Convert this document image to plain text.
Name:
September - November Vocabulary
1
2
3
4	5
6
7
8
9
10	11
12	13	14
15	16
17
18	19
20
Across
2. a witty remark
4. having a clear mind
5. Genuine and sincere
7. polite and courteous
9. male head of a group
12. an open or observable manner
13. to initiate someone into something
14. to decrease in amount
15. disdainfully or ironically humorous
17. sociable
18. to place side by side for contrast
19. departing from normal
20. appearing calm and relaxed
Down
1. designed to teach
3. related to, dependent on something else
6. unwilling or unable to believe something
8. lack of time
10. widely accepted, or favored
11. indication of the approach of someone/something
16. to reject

— What you will do —
Repeat all of the records above exactly as they appear.

— Output of the task —
Convert this document image to plain text.
Name:
September - November Vocabulary
1
2
3
4	5
6
7
8
9
10	11
12	13	14
15	16
17
18	19
20
Across
2. a witty remark
4. having a clear mind
5. Genuine and sincere
7. polite and courteous
9. male head of a group
12. an open or observable manner
13. to initiate someone into something
14. to decrease in amount
15. disdainfully or ironically humorous
17. sociable
18. to place side by side for contrast
19. departing from normal
20. appearing calm and relaxed
Down
1. designed to teach
3. related to, dependent on something else
6. unwilling or unable to believe something
8. lack of time
10. widely accepted, or favored
11. indication of the approach of someone/something
16. to reject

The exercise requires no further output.